Task directions ::
Without altering anything, output the material below.

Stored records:

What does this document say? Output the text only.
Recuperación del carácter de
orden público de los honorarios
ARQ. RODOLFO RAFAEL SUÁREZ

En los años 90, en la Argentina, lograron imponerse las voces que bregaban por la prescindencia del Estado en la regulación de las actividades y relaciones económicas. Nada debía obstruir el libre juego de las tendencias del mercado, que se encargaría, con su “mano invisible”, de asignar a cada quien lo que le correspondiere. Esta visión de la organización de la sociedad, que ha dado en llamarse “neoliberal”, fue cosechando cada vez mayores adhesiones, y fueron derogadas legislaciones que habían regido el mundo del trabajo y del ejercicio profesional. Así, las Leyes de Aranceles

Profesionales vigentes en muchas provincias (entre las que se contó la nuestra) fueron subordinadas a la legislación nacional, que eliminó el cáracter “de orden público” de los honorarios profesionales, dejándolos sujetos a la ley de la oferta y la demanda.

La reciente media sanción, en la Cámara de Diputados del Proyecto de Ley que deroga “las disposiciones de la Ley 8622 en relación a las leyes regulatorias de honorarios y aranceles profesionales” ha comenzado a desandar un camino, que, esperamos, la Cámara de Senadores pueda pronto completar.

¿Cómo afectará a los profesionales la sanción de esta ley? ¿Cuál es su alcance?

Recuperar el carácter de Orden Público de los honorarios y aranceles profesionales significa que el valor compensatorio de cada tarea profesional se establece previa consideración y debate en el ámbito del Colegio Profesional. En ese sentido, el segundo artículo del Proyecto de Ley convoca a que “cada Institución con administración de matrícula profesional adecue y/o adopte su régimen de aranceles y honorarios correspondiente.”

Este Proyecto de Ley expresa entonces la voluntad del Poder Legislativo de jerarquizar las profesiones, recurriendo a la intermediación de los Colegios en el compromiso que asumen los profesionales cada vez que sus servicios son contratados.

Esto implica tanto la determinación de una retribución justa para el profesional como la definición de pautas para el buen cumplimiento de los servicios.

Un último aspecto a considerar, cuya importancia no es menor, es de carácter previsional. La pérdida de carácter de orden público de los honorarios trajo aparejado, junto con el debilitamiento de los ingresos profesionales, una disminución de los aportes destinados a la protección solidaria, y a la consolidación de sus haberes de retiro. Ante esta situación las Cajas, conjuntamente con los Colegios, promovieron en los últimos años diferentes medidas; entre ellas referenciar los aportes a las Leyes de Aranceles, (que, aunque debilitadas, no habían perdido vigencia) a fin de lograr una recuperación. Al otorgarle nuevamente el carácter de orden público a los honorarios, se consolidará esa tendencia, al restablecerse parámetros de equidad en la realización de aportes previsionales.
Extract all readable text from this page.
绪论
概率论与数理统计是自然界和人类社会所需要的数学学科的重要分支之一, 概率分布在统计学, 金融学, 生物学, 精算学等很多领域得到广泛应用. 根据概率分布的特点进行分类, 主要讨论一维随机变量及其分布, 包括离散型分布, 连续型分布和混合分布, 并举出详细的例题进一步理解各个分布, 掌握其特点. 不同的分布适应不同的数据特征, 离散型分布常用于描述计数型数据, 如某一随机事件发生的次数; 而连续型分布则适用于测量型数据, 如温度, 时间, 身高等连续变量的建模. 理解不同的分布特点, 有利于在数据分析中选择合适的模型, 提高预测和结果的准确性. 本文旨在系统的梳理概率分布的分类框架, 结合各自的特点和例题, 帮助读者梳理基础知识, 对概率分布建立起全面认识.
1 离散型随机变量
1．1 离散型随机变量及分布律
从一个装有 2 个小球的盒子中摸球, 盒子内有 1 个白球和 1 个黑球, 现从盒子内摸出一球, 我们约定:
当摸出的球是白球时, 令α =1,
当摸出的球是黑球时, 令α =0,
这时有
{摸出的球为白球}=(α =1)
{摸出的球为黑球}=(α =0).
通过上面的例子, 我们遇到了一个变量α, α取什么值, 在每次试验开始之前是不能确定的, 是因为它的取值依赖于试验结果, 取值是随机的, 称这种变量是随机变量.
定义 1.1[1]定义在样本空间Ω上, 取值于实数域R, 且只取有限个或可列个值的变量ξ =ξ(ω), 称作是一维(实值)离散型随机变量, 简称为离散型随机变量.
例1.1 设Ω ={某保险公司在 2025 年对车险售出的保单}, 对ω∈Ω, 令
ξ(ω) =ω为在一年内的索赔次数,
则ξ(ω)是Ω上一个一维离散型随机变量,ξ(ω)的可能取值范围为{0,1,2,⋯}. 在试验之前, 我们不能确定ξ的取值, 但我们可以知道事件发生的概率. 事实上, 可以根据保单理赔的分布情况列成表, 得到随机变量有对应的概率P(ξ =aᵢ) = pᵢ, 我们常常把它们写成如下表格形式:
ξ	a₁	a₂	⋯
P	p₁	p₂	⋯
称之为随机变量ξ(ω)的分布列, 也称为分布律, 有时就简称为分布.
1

Written solution ::
What does this document say? Output the text only.
Recuperación del carácter de
orden público de los honorarios
ARQ. RODOLFO RAFAEL SUÁREZ

En los años 90, en la Argentina, lograron imponerse las voces que bregaban por la prescindencia del Estado en la regulación de las actividades y relaciones económicas. Nada debía obstruir el libre juego de las tendencias del mercado, que se encargaría, con su “mano invisible”, de asignar a cada quien lo que le correspondiere. Esta visión de la organización de la sociedad, que ha dado en llamarse “neoliberal”, fue cosechando cada vez mayores adhesiones, y fueron derogadas legislaciones que habían regido el mundo del trabajo y del ejercicio profesional. Así, las Leyes de Aranceles

Profesionales vigentes en muchas provincias (entre las que se contó la nuestra) fueron subordinadas a la legislación nacional, que eliminó el cáracter “de orden público” de los honorarios profesionales, dejándolos sujetos a la ley de la oferta y la demanda.

La reciente media sanción, en la Cámara de Diputados del Proyecto de Ley que deroga “las disposiciones de la Ley 8622 en relación a las leyes regulatorias de honorarios y aranceles profesionales” ha comenzado a desandar un camino, que, esperamos, la Cámara de Senadores pueda pronto completar.

¿Cómo afectará a los profesionales la sanción de esta ley? ¿Cuál es su alcance?

Recuperar el carácter de Orden Público de los honorarios y aranceles profesionales significa que el valor compensatorio de cada tarea profesional se establece previa consideración y debate en el ámbito del Colegio Profesional. En ese sentido, el segundo artículo del Proyecto de Ley convoca a que “cada Institución con administración de matrícula profesional adecue y/o adopte su régimen de aranceles y honorarios correspondiente.”

Este Proyecto de Ley expresa entonces la voluntad del Poder Legislativo de jerarquizar las profesiones, recurriendo a la intermediación de los Colegios en el compromiso que asumen los profesionales cada vez que sus servicios son contratados.

Esto implica tanto la determinación de una retribución justa para el profesional como la definición de pautas para el buen cumplimiento de los servicios.

Un último aspecto a considerar, cuya importancia no es menor, es de carácter previsional. La pérdida de carácter de orden público de los honorarios trajo aparejado, junto con el debilitamiento de los ingresos profesionales, una disminución de los aportes destinados a la protección solidaria, y a la consolidación de sus haberes de retiro. Ante esta situación las Cajas, conjuntamente con los Colegios, promovieron en los últimos años diferentes medidas; entre ellas referenciar los aportes a las Leyes de Aranceles, (que, aunque debilitadas, no habían perdido vigencia) a fin de lograr una recuperación. Al otorgarle nuevamente el carácter de orden público a los honorarios, se consolidará esa tendencia, al restablecerse parámetros de equidad en la realización de aportes previsionales.
Extract all readable text from this page.
绪论
概率论与数理统计是自然界和人类社会所需要的数学学科的重要分支之一, 概率分布在统计学, 金融学, 生物学, 精算学等很多领域得到广泛应用. 根据概率分布的特点进行分类, 主要讨论一维随机变量及其分布, 包括离散型分布, 连续型分布和混合分布, 并举出详细的例题进一步理解各个分布, 掌握其特点. 不同的分布适应不同的数据特征, 离散型分布常用于描述计数型数据, 如某一随机事件发生的次数; 而连续型分布则适用于测量型数据, 如温度, 时间, 身高等连续变量的建模. 理解不同的分布特点, 有利于在数据分析中选择合适的模型, 提高预测和结果的准确性. 本文旨在系统的梳理概率分布的分类框架, 结合各自的特点和例题, 帮助读者梳理基础知识, 对概率分布建立起全面认识.
1 离散型随机变量
1．1 离散型随机变量及分布律
从一个装有 2 个小球的盒子中摸球, 盒子内有 1 个白球和 1 个黑球, 现从盒子内摸出一球, 我们约定:
当摸出的球是白球时, 令α =1,
当摸出的球是黑球时, 令α =0,
这时有
{摸出的球为白球}=(α =1)
{摸出的球为黑球}=(α =0).
通过上面的例子, 我们遇到了一个变量α, α取什么值, 在每次试验开始之前是不能确定的, 是因为它的取值依赖于试验结果, 取值是随机的, 称这种变量是随机变量.
定义 1.1[1]定义在样本空间Ω上, 取值于实数域R, 且只取有限个或可列个值的变量ξ =ξ(ω), 称作是一维(实值)离散型随机变量, 简称为离散型随机变量.
例1.1 设Ω ={某保险公司在 2025 年对车险售出的保单}, 对ω∈Ω, 令
ξ(ω) =ω为在一年内的索赔次数,
则ξ(ω)是Ω上一个一维离散型随机变量,ξ(ω)的可能取值范围为{0,1,2,⋯}. 在试验之前, 我们不能确定ξ的取值, 但我们可以知道事件发生的概率. 事实上, 可以根据保单理赔的分布情况列成表, 得到随机变量有对应的概率P(ξ =aᵢ) = pᵢ, 我们常常把它们写成如下表格形式:
ξ	a₁	a₂	⋯
P	p₁	p₂	⋯
称之为随机变量ξ(ω)的分布列, 也称为分布律, 有时就简称为分布.
1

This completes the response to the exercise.